*** Text shown ***

Especially when the cost curve (ours not theirs) has been dictated by providers in a trapped local market. Look what happened to North American car companies when they had a captured domestic market that they thought they could sell overpriced crap to forever. Now if we could just ship large numbers of Medicaid/Medicare patients to India.
It would also be interesting to note how much of the imaging analysis is being shipped overseas to countries like India where large numbers of doctors are available to perform this work. As soon as any work involves a significant information component, we are likely to see it being shipped to these lower cost centers in a manner not dissimilar to a call centers. While not good for onshore jobs, it is growing reality in bending the cost curve.
“there will also probably result in a reduction of salaries for this physician specialty”
Good news! Offer your radiologists a 30% cut in pay or they can find a new job and you can hire a new group at a 30% discount. Better yet, send ALL your images to India or Australia, not just the overnight ones.
Perhaps you were not aware that Radiology is a “lifestyle” speciality (see Dr. Wachter’s post above yours) where the big money is expected and they all leave at 5 PM.
“more prudent ordering of studies by physicians,”
“introduction of physician incentive programs (to minimize the amount of imaging) by some insurers.”
“The result of these trends will be to reduce the number of radiologists working in hospitals, and there will also probably result in a reduction of salaries for this physician specialty.”
Does this worry you Paul? Do you plan on getting this billing/revenue loss replaced from other areas?
“We don’t bill for these interpretations even though we are frequently asked to reinterpret the studies for our clinicians, and BIDMC is paying to store these images on our PACS systems.’
Would you think about charging for getting a patient’s paper medical records (and interpreting them) from another facility or doctor?

*** End of Text shown ***
*** Input data ***

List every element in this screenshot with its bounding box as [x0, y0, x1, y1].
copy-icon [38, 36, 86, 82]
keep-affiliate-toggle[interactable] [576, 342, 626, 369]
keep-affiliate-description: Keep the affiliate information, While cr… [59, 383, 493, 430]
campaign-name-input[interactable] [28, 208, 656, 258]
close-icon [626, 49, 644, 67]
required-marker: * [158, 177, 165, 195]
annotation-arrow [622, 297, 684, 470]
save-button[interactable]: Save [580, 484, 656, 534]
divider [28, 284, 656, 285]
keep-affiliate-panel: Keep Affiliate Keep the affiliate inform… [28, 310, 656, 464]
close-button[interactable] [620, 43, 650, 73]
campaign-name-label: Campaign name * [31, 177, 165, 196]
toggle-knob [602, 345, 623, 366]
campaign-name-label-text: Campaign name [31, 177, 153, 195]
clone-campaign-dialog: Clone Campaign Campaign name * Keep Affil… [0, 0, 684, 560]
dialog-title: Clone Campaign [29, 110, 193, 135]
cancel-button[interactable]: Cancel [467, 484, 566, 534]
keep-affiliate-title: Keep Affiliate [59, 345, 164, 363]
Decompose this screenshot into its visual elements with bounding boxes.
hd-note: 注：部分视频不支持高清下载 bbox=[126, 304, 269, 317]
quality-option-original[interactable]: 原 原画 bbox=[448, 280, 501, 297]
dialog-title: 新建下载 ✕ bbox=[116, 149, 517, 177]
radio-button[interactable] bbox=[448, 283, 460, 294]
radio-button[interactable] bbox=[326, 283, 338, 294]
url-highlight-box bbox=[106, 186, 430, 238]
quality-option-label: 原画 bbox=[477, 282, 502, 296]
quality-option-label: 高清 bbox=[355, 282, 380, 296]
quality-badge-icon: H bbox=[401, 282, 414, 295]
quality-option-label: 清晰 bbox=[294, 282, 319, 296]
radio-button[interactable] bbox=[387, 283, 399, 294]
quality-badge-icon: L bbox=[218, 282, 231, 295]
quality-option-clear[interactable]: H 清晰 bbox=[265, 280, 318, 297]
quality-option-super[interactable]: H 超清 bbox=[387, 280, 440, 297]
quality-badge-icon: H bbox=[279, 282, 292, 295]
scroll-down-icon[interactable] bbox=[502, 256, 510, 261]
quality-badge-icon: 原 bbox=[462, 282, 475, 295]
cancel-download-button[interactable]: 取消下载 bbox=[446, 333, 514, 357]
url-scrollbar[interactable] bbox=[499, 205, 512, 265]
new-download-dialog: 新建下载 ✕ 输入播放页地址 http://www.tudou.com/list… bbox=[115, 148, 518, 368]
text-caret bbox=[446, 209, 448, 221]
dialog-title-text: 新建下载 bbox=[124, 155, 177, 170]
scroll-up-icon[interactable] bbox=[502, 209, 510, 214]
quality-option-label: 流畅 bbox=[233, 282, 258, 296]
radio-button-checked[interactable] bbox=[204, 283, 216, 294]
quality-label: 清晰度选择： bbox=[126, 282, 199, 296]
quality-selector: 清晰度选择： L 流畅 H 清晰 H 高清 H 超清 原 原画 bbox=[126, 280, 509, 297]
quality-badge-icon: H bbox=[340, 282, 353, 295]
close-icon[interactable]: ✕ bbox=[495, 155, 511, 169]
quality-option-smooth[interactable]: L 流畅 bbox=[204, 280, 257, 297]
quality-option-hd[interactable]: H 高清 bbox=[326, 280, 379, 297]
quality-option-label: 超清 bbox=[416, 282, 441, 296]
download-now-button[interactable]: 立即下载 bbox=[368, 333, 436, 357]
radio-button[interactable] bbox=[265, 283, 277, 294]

*** End of Input data ***

§ What you have to do: In the comments on radiology costs, what pay cut does one commenter suggest offering radiologists? This data was taken from a different source than the comments above it.

§ Result of this exercise: A 30% cut in pay.